* [Problem to solve]
Leave out every picture, then transcribe the rest of the listing exactly.

* [Given information]
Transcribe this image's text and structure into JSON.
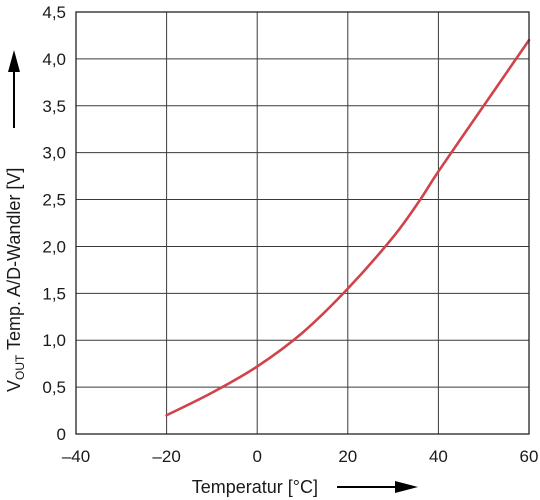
{
  "chart_data": {
    "type": "line",
    "xlabel": "Temperatur [°C]",
    "ylabel_main": "V",
    "ylabel_sub": "OUT",
    "ylabel_rest": " Temp. A/D-Wandler [V]",
    "xlim": [
      -40,
      60
    ],
    "ylim": [
      0,
      4.5
    ],
    "x_ticks": [
      -40,
      -20,
      0,
      20,
      40,
      60
    ],
    "x_tick_labels": [
      "–40",
      "–20",
      "0",
      "20",
      "40",
      "60"
    ],
    "y_ticks": [
      0,
      0.5,
      1.0,
      1.5,
      2.0,
      2.5,
      3.0,
      3.5,
      4.0,
      4.5
    ],
    "y_tick_labels": [
      "0",
      "0,5",
      "1,0",
      "1,5",
      "2,0",
      "2,5",
      "3,0",
      "3,5",
      "4,0",
      "4,5"
    ],
    "grid": true,
    "line_color": "#d0434a",
    "series": [
      {
        "x": [
          -20,
          -10,
          0,
          10,
          20,
          30,
          36,
          40,
          50,
          60
        ],
        "y": [
          0.2,
          0.44,
          0.72,
          1.08,
          1.55,
          2.1,
          2.5,
          2.8,
          3.5,
          4.2
        ]
      }
    ]
  }
}
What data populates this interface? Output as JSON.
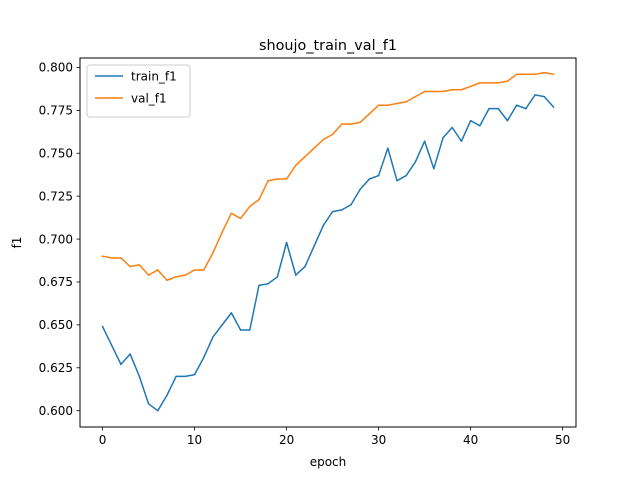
{
  "chart_data": {
    "type": "line",
    "title": "shoujo_train_val_f1",
    "xlabel": "epoch",
    "ylabel": "f1",
    "xlim": [
      -2.45,
      51.45
    ],
    "ylim": [
      0.5905,
      0.8055
    ],
    "xticks": [
      0,
      10,
      20,
      30,
      40,
      50
    ],
    "xtick_labels": [
      "0",
      "10",
      "20",
      "30",
      "40",
      "50"
    ],
    "yticks": [
      0.6,
      0.625,
      0.65,
      0.675,
      0.7,
      0.725,
      0.75,
      0.775,
      0.8
    ],
    "ytick_labels": [
      "0.600",
      "0.625",
      "0.650",
      "0.675",
      "0.700",
      "0.725",
      "0.750",
      "0.775",
      "0.800"
    ],
    "grid": false,
    "legend_position": "upper-left",
    "x": [
      0,
      1,
      2,
      3,
      4,
      5,
      6,
      7,
      8,
      9,
      10,
      11,
      12,
      13,
      14,
      15,
      16,
      17,
      18,
      19,
      20,
      21,
      22,
      23,
      24,
      25,
      26,
      27,
      28,
      29,
      30,
      31,
      32,
      33,
      34,
      35,
      36,
      37,
      38,
      39,
      40,
      41,
      42,
      43,
      44,
      45,
      46,
      47,
      48,
      49
    ],
    "series": [
      {
        "name": "train_f1",
        "color": "#1f77b4",
        "values": [
          0.649,
          0.638,
          0.627,
          0.633,
          0.62,
          0.604,
          0.6,
          0.609,
          0.62,
          0.62,
          0.621,
          0.631,
          0.643,
          0.65,
          0.657,
          0.647,
          0.647,
          0.673,
          0.674,
          0.678,
          0.698,
          0.679,
          0.684,
          0.696,
          0.708,
          0.716,
          0.717,
          0.72,
          0.729,
          0.735,
          0.737,
          0.753,
          0.734,
          0.737,
          0.745,
          0.757,
          0.741,
          0.759,
          0.765,
          0.757,
          0.769,
          0.766,
          0.776,
          0.776,
          0.769,
          0.778,
          0.776,
          0.784,
          0.783,
          0.777
        ]
      },
      {
        "name": "val_f1",
        "color": "#ff7f0e",
        "values": [
          0.69,
          0.689,
          0.689,
          0.684,
          0.685,
          0.679,
          0.682,
          0.676,
          0.678,
          0.679,
          0.682,
          0.682,
          0.692,
          0.704,
          0.715,
          0.712,
          0.719,
          0.723,
          0.734,
          0.735,
          0.735,
          0.743,
          0.748,
          0.753,
          0.758,
          0.761,
          0.767,
          0.767,
          0.768,
          0.773,
          0.778,
          0.778,
          0.779,
          0.78,
          0.783,
          0.786,
          0.786,
          0.786,
          0.787,
          0.787,
          0.789,
          0.791,
          0.791,
          0.791,
          0.792,
          0.796,
          0.796,
          0.796,
          0.797,
          0.796
        ]
      }
    ]
  }
}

* [Response to the task]
Transcribe this image's text and structure into JSON.
{
  "chart_data": {
    "type": "line",
    "xlabel": "Temperatur [°C]",
    "ylabel_main": "V",
    "ylabel_sub": "OUT",
    "ylabel_rest": " Temp. A/D-Wandler [V]",
    "xlim": [
      -40,
      60
    ],
    "ylim": [
      0,
      4.5
    ],
    "x_ticks": [
      -40,
      -20,
      0,
      20,
      40,
      60
    ],
    "x_tick_labels": [
      "–40",
      "–20",
      "0",
      "20",
      "40",
      "60"
    ],
    "y_ticks": [
      0,
      0.5,
      1.0,
      1.5,
      2.0,
      2.5,
      3.0,
      3.5,
      4.0,
      4.5
    ],
    "y_tick_labels": [
      "0",
      "0,5",
      "1,0",
      "1,5",
      "2,0",
      "2,5",
      "3,0",
      "3,5",
      "4,0",
      "4,5"
    ],
    "grid": true,
    "line_color": "#d0434a",
    "series": [
      {
        "x": [
          -20,
          -10,
          0,
          10,
          20,
          30,
          36,
          40,
          50,
          60
        ],
        "y": [
          0.2,
          0.44,
          0.72,
          1.08,
          1.55,
          2.1,
          2.5,
          2.8,
          3.5,
          4.2
        ]
      }
    ]
  }
}
What data populates this interface? Output as JSON.
{
  "chart_data": {
    "type": "line",
    "title": "shoujo_train_val_f1",
    "xlabel": "epoch",
    "ylabel": "f1",
    "xlim": [
      -2.45,
      51.45
    ],
    "ylim": [
      0.5905,
      0.8055
    ],
    "xticks": [
      0,
      10,
      20,
      30,
      40,
      50
    ],
    "xtick_labels": [
      "0",
      "10",
      "20",
      "30",
      "40",
      "50"
    ],
    "yticks": [
      0.6,
      0.625,
      0.65,
      0.675,
      0.7,
      0.725,
      0.75,
      0.775,
      0.8
    ],
    "ytick_labels": [
      "0.600",
      "0.625",
      "0.650",
      "0.675",
      "0.700",
      "0.725",
      "0.750",
      "0.775",
      "0.800"
    ],
    "grid": false,
    "legend_position": "upper-left",
    "x": [
      0,
      1,
      2,
      3,
      4,
      5,
      6,
      7,
      8,
      9,
      10,
      11,
      12,
      13,
      14,
      15,
      16,
      17,
      18,
      19,
      20,
      21,
      22,
      23,
      24,
      25,
      26,
      27,
      28,
      29,
      30,
      31,
      32,
      33,
      34,
      35,
      36,
      37,
      38,
      39,
      40,
      41,
      42,
      43,
      44,
      45,
      46,
      47,
      48,
      49
    ],
    "series": [
      {
        "name": "train_f1",
        "color": "#1f77b4",
        "values": [
          0.649,
          0.638,
          0.627,
          0.633,
          0.62,
          0.604,
          0.6,
          0.609,
          0.62,
          0.62,
          0.621,
          0.631,
          0.643,
          0.65,
          0.657,
          0.647,
          0.647,
          0.673,
          0.674,
          0.678,
          0.698,
          0.679,
          0.684,
          0.696,
          0.708,
          0.716,
          0.717,
          0.72,
          0.729,
          0.735,
          0.737,
          0.753,
          0.734,
          0.737,
          0.745,
          0.757,
          0.741,
          0.759,
          0.765,
          0.757,
          0.769,
          0.766,
          0.776,
          0.776,
          0.769,
          0.778,
          0.776,
          0.784,
          0.783,
          0.777
        ]
      },
      {
        "name": "val_f1",
        "color": "#ff7f0e",
        "values": [
          0.69,
          0.689,
          0.689,
          0.684,
          0.685,
          0.679,
          0.682,
          0.676,
          0.678,
          0.679,
          0.682,
          0.682,
          0.692,
          0.704,
          0.715,
          0.712,
          0.719,
          0.723,
          0.734,
          0.735,
          0.735,
          0.743,
          0.748,
          0.753,
          0.758,
          0.761,
          0.767,
          0.767,
          0.768,
          0.773,
          0.778,
          0.778,
          0.779,
          0.78,
          0.783,
          0.786,
          0.786,
          0.786,
          0.787,
          0.787,
          0.789,
          0.791,
          0.791,
          0.791,
          0.792,
          0.796,
          0.796,
          0.796,
          0.797,
          0.796
        ]
      }
    ]
  }
}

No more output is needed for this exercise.